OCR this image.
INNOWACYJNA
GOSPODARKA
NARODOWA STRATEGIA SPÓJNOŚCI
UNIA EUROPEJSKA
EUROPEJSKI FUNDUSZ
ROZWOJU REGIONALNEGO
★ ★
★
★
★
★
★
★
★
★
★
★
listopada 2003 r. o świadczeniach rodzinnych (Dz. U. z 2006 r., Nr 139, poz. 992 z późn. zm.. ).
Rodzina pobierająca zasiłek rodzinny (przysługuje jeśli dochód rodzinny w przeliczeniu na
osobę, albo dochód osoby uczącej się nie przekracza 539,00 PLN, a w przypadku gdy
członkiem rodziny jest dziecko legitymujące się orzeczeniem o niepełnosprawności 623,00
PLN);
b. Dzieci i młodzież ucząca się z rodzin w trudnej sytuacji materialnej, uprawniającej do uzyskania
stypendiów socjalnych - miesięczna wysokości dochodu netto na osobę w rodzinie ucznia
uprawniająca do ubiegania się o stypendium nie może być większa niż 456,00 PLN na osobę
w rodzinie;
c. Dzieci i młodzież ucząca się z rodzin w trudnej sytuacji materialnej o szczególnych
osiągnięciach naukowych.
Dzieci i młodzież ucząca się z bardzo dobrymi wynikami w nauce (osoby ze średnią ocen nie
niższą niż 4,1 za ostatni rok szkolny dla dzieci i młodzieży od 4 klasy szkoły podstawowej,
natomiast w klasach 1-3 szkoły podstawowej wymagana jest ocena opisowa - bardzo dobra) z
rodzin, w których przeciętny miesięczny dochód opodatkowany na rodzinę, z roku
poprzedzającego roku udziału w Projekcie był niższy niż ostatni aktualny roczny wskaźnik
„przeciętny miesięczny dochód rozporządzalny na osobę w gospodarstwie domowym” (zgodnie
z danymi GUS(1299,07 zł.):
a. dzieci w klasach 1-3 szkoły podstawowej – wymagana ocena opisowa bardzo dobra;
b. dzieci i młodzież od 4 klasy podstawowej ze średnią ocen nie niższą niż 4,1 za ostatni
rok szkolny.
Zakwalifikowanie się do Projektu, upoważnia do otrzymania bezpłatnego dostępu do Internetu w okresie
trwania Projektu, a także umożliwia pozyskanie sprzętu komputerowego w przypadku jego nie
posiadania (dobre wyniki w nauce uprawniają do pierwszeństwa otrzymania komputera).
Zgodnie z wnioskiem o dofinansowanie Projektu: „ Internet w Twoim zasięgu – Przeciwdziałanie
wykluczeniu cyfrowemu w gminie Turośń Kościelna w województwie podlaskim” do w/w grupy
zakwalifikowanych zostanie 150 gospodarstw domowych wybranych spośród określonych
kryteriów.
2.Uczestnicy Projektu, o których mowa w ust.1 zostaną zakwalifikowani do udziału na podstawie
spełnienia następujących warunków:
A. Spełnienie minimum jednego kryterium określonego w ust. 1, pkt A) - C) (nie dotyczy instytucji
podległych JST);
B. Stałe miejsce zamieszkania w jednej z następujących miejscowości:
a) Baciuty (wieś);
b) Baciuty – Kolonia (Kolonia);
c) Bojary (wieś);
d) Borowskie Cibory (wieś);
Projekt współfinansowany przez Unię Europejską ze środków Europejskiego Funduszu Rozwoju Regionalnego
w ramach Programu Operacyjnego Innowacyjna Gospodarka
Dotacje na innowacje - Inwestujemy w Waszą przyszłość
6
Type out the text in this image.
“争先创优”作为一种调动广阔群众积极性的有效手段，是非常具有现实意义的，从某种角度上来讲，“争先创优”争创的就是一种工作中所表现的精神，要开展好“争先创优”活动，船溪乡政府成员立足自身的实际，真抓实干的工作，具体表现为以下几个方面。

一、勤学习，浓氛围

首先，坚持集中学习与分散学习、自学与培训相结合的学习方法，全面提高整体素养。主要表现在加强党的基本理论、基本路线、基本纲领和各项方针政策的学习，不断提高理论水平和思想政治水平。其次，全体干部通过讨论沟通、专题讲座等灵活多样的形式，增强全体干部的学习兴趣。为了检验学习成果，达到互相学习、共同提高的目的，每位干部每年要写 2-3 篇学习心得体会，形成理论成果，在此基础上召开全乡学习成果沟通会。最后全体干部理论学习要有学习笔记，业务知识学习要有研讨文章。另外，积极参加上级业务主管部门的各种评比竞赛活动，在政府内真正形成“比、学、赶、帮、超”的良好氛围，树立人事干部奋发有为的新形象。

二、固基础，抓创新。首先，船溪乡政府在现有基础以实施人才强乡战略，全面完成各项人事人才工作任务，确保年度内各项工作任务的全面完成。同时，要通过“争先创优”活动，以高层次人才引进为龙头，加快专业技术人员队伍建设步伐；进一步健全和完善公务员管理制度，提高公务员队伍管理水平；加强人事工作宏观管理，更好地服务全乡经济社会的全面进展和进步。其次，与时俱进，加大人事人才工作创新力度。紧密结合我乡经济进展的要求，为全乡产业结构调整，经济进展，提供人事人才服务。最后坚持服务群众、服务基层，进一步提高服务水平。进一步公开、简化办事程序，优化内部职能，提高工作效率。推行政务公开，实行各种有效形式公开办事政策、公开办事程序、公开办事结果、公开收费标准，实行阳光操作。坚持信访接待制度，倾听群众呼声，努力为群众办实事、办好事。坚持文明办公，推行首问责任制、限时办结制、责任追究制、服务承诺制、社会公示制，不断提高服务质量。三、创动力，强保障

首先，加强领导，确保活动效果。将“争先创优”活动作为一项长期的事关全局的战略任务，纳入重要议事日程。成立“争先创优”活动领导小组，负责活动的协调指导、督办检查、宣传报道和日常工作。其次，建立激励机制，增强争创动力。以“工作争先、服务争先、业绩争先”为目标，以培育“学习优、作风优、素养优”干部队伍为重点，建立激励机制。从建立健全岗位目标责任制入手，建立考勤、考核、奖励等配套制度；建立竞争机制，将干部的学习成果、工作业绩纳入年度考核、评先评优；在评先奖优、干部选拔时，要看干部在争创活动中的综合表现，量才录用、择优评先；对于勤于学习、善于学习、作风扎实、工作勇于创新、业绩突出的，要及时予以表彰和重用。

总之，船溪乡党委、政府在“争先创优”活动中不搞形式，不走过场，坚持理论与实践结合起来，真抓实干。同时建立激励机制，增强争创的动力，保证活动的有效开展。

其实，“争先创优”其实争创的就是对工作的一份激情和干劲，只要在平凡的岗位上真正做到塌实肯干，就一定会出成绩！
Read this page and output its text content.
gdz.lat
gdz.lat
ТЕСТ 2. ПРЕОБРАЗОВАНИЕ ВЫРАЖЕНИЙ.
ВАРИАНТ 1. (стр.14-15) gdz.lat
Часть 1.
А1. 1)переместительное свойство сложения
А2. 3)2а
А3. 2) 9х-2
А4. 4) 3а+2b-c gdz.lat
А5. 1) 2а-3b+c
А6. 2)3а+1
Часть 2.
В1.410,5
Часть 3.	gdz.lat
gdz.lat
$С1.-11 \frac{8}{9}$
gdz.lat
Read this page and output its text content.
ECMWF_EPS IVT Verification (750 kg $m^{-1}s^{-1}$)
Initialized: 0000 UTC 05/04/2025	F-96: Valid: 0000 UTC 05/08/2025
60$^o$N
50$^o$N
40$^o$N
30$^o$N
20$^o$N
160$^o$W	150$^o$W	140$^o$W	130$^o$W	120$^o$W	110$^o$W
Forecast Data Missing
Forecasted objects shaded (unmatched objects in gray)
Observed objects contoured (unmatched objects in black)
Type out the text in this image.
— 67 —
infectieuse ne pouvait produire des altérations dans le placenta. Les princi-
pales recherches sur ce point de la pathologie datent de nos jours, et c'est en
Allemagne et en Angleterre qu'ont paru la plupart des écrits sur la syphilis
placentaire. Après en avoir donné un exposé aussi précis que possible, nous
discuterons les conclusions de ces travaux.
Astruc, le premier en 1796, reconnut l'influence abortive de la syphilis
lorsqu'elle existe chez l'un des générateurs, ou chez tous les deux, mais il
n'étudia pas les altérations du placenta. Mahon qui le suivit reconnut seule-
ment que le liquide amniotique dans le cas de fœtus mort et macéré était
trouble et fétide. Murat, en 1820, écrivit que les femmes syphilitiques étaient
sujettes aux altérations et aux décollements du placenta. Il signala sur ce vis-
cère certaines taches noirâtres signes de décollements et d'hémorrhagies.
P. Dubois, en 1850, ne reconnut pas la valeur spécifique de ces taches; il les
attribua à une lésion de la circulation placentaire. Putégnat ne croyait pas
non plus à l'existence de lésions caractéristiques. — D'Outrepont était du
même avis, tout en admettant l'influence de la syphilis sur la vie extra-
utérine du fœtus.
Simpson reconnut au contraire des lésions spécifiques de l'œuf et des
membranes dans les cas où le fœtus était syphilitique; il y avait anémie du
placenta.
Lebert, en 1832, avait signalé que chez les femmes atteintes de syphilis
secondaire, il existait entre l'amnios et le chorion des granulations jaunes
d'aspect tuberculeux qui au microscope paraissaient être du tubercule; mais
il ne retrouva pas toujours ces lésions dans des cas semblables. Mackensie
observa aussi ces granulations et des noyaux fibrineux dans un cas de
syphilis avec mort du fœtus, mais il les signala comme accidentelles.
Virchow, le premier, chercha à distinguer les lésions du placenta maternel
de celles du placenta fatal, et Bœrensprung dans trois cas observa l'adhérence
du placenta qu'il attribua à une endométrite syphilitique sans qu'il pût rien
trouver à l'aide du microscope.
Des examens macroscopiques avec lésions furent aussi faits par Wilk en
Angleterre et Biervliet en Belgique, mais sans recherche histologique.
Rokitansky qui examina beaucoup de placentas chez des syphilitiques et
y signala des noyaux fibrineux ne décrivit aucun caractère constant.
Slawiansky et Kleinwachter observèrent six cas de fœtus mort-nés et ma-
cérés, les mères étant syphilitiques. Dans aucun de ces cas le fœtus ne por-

------------------------------------------------

**TASK STATEMENT**
Copy each line of the data that contains the word "chez".

**CORRECT OUTPUT**
lorsqu'elle existe chez l'un des générateurs, ou chez tous les deux, mais il
Lebert, en 1832, avait signalé que chez les femmes atteintes de syphilis
Rokitansky qui examina beaucoup de placentas chez des syphilitiques et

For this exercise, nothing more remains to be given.